### What you will do:
What is the number of lines in the entries below that include the word "this"? Provide the number only.

### Data to use:
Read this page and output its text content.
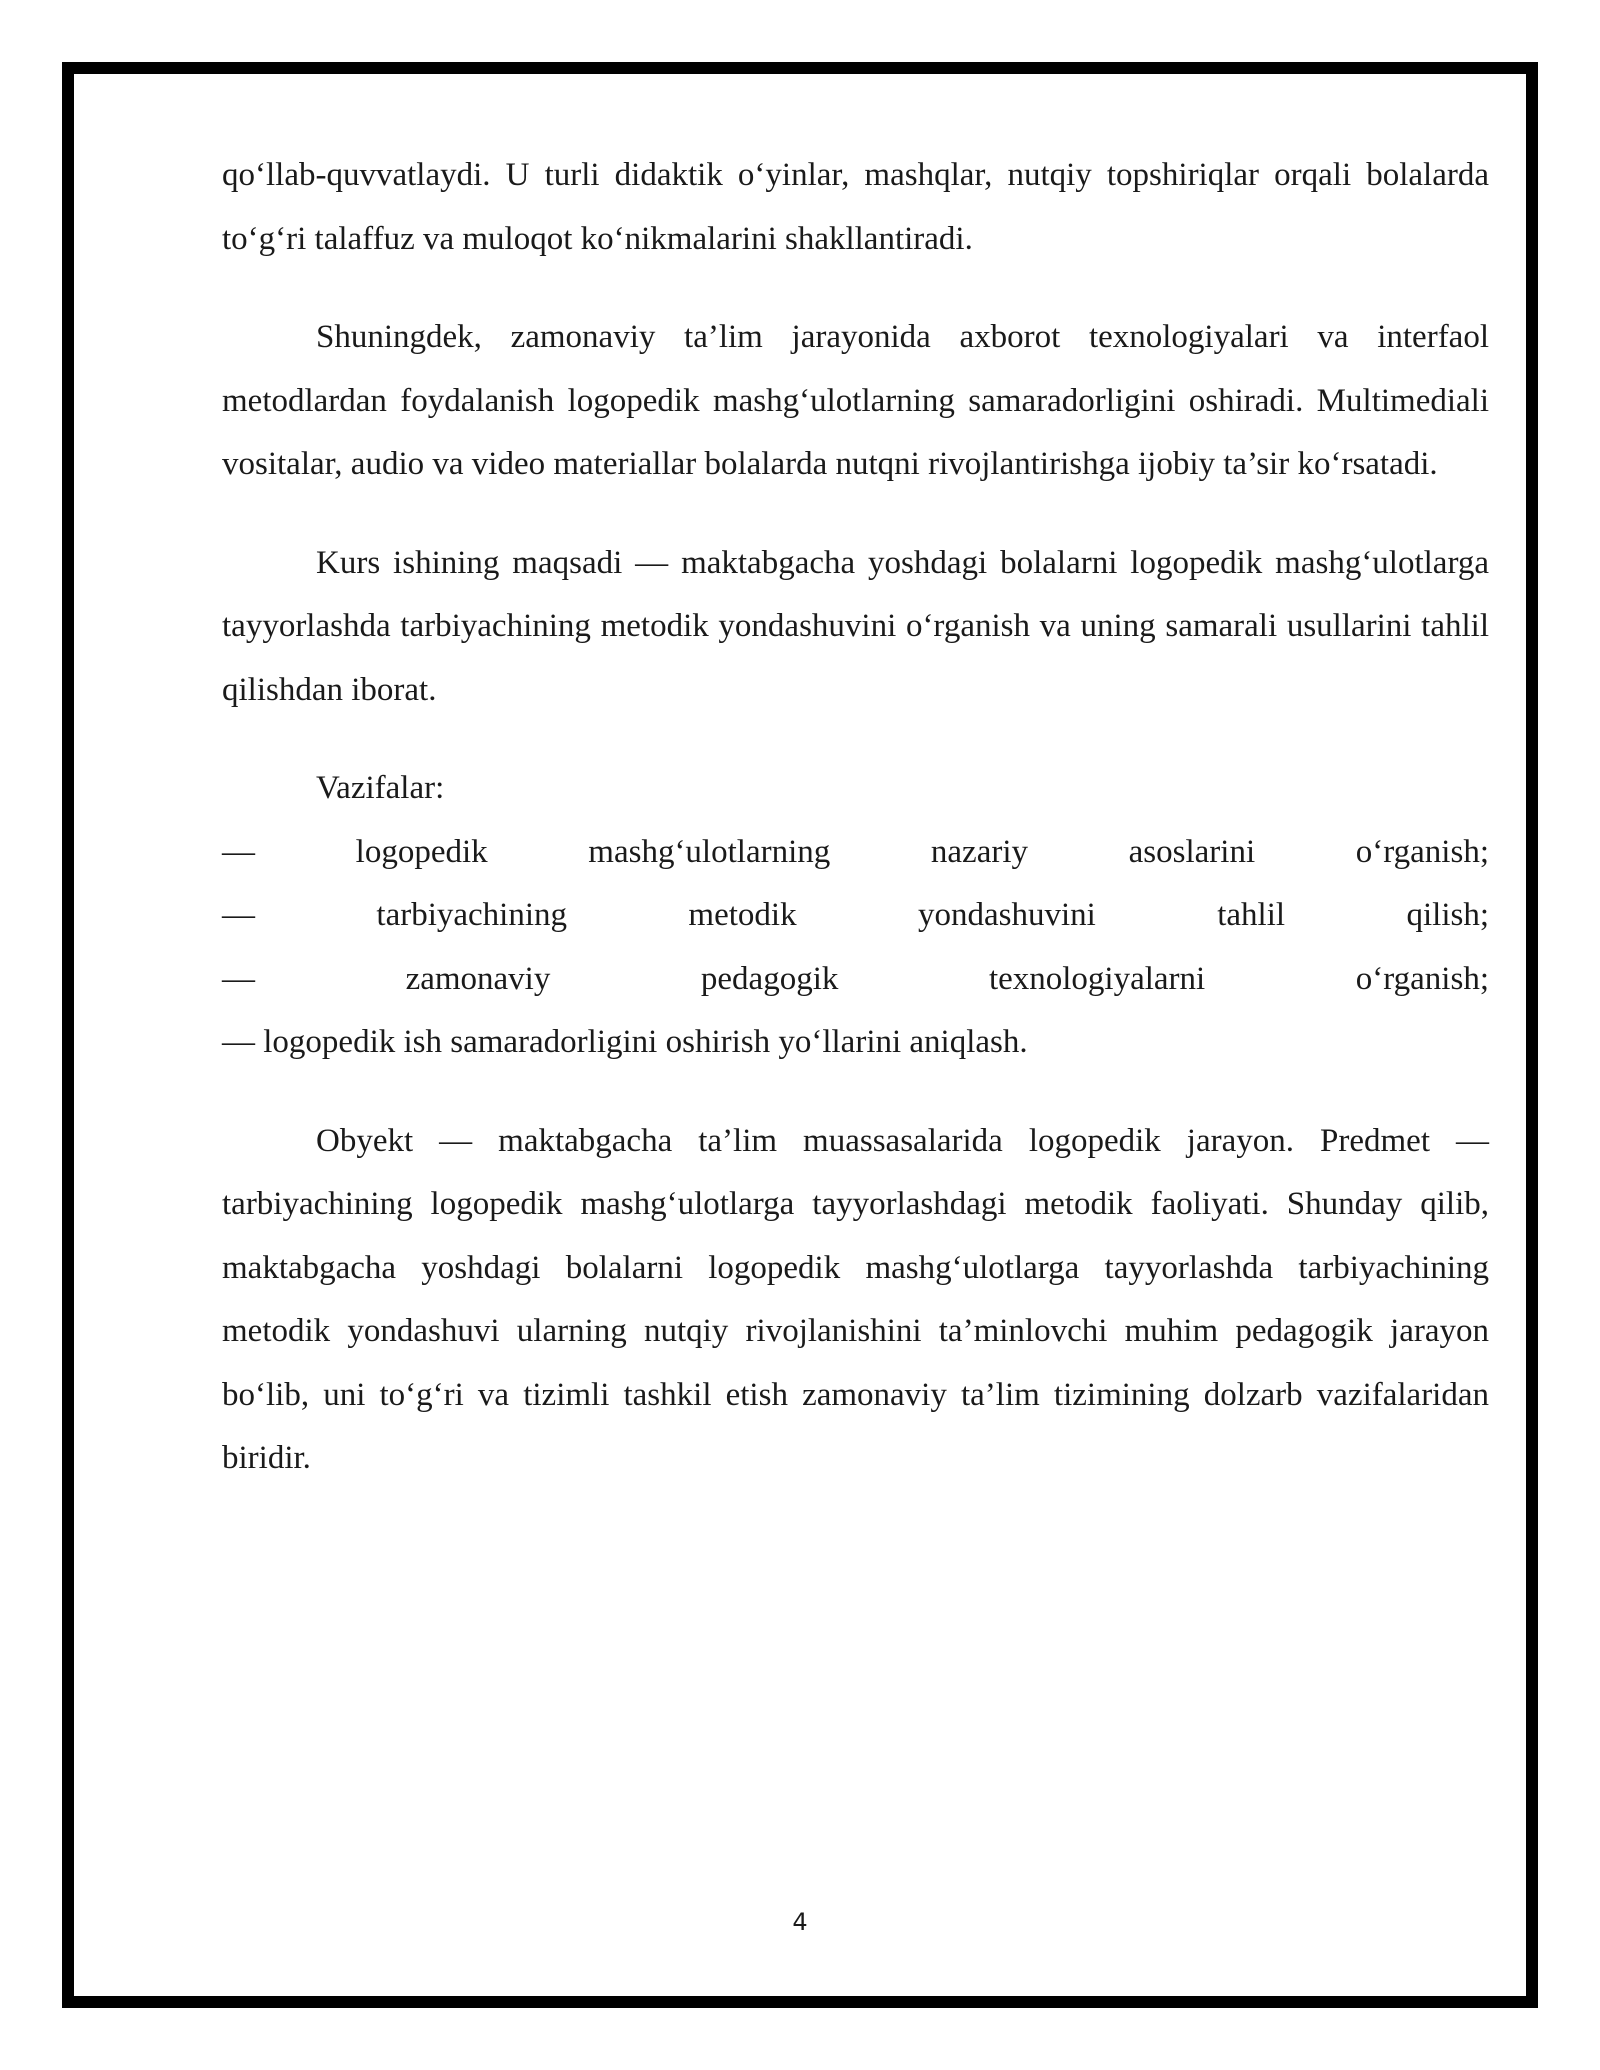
qo‘llab-quvvatlaydi. U turli didaktik o‘yinlar, mashqlar, nutqiy topshiriqlar orqali bolalarda to‘g‘ri talaffuz va muloqot ko‘nikmalarini shakllantiradi.

Shuningdek, zamonaviy ta’lim jarayonida axborot texnologiyalari va interfaol metodlardan foydalanish logopedik mashg‘ulotlarning samaradorligini oshiradi. Multimediali vositalar, audio va video materiallar bolalarda nutqni rivojlantirishga ijobiy ta’sir ko‘rsatadi.

Kurs ishining maqsadi — maktabgacha yoshdagi bolalarni logopedik mashg‘ulotlarga tayyorlashda tarbiyachining metodik yondashuvini o‘rganish va uning samarali usullarini tahlil qilishdan iborat.

Vazifalar:

— logopedik mashg‘ulotlarning nazariy asoslarini o‘rganish;

— tarbiyachining metodik yondashuvini tahlil qilish;

— zamonaviy pedagogik texnologiyalarni o‘rganish;

— logopedik ish samaradorligini oshirish yo‘llarini aniqlash.

Obyekt — maktabgacha ta’lim muassasalarida logopedik jarayon. Predmet — tarbiyachining logopedik mashg‘ulotlarga tayyorlashdagi metodik faoliyati. Shunday qilib, maktabgacha yoshdagi bolalarni logopedik mashg‘ulotlarga tayyorlashda tarbiyachining metodik yondashuvi ularning nutqiy rivojlanishini ta’minlovchi muhim pedagogik jarayon bo‘lib, uni to‘g‘ri va tizimli tashkil etish zamonaviy ta’lim tizimining dolzarb vazifalaridan biridir.

4
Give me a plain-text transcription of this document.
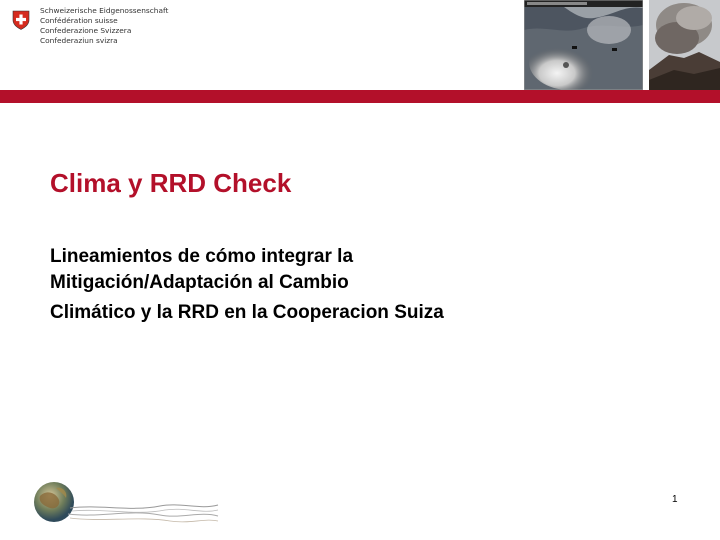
Schweizerische Eidgenossenschaft
Confédération suisse
Confederazione Svizzera
Confederaziun svizra
Clima y RRD Check
Lineamientos de cómo integrar la
Mitigación/Adaptación al Cambio
Climático y la RRD en la Cooperacion Suiza
1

### Exercise result:
2